__WORK TO DO__. Print the listing below exactly.

__ENTRIES SUPPLIED__.
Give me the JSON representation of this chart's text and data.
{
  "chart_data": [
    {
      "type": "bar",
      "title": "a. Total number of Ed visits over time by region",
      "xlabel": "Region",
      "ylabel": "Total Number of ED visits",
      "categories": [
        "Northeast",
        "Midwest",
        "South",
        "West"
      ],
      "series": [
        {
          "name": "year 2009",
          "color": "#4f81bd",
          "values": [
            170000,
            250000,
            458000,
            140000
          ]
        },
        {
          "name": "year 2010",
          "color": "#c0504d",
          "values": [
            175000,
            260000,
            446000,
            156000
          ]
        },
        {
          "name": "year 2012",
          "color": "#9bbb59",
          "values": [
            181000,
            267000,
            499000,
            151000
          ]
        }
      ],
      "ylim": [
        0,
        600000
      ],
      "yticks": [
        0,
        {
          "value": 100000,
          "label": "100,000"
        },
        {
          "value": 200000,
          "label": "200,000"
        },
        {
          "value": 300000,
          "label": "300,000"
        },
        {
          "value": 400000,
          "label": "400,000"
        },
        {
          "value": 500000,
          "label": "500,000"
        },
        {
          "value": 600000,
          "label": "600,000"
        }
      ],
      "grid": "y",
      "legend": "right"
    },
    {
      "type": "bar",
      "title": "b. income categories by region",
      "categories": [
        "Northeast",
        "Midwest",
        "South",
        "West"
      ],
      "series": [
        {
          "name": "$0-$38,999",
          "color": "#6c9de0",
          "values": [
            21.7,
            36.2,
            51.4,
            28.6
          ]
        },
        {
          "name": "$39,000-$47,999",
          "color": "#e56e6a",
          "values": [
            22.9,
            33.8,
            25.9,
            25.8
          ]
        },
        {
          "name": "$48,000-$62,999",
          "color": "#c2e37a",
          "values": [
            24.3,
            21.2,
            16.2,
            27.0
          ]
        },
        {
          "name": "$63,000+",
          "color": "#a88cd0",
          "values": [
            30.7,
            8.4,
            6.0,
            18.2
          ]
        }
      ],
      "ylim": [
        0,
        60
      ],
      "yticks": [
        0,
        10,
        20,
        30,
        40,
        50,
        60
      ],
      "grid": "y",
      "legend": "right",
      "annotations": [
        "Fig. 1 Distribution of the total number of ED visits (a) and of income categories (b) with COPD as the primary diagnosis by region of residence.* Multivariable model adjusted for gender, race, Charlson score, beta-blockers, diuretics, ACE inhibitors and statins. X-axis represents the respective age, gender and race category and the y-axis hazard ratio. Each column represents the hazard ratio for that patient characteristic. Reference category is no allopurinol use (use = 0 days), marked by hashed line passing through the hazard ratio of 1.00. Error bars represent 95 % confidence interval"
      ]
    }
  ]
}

__ANSWER TO THIS EXERCISE__.
Give me the JSON representation of this chart's text and data.
{
  "chart_data": [
    {
      "type": "bar",
      "title": "a. Total number of Ed visits over time by region",
      "xlabel": "Region",
      "ylabel": "Total Number of ED visits",
      "categories": [
        "Northeast",
        "Midwest",
        "South",
        "West"
      ],
      "series": [
        {
          "name": "year 2009",
          "color": "#4f81bd",
          "values": [
            170000,
            250000,
            458000,
            140000
          ]
        },
        {
          "name": "year 2010",
          "color": "#c0504d",
          "values": [
            175000,
            260000,
            446000,
            156000
          ]
        },
        {
          "name": "year 2012",
          "color": "#9bbb59",
          "values": [
            181000,
            267000,
            499000,
            151000
          ]
        }
      ],
      "ylim": [
        0,
        600000
      ],
      "yticks": [
        0,
        {
          "value": 100000,
          "label": "100,000"
        },
        {
          "value": 200000,
          "label": "200,000"
        },
        {
          "value": 300000,
          "label": "300,000"
        },
        {
          "value": 400000,
          "label": "400,000"
        },
        {
          "value": 500000,
          "label": "500,000"
        },
        {
          "value": 600000,
          "label": "600,000"
        }
      ],
      "grid": "y",
      "legend": "right"
    },
    {
      "type": "bar",
      "title": "b. income categories by region",
      "categories": [
        "Northeast",
        "Midwest",
        "South",
        "West"
      ],
      "series": [
        {
          "name": "$0-$38,999",
          "color": "#6c9de0",
          "values": [
            21.7,
            36.2,
            51.4,
            28.6
          ]
        },
        {
          "name": "$39,000-$47,999",
          "color": "#e56e6a",
          "values": [
            22.9,
            33.8,
            25.9,
            25.8
          ]
        },
        {
          "name": "$48,000-$62,999",
          "color": "#c2e37a",
          "values": [
            24.3,
            21.2,
            16.2,
            27.0
          ]
        },
        {
          "name": "$63,000+",
          "color": "#a88cd0",
          "values": [
            30.7,
            8.4,
            6.0,
            18.2
          ]
        }
      ],
      "ylim": [
        0,
        60
      ],
      "yticks": [
        0,
        10,
        20,
        30,
        40,
        50,
        60
      ],
      "grid": "y",
      "legend": "right",
      "annotations": [
        "Fig. 1 Distribution of the total number of ED visits (a) and of income categories (b) with COPD as the primary diagnosis by region of residence.* Multivariable model adjusted for gender, race, Charlson score, beta-blockers, diuretics, ACE inhibitors and statins. X-axis represents the respective age, gender and race category and the y-axis hazard ratio. Each column represents the hazard ratio for that patient characteristic. Reference category is no allopurinol use (use = 0 days), marked by hashed line passing through the hazard ratio of 1.00. Error bars represent 95 % confidence interval"
      ]
    }
  ]
}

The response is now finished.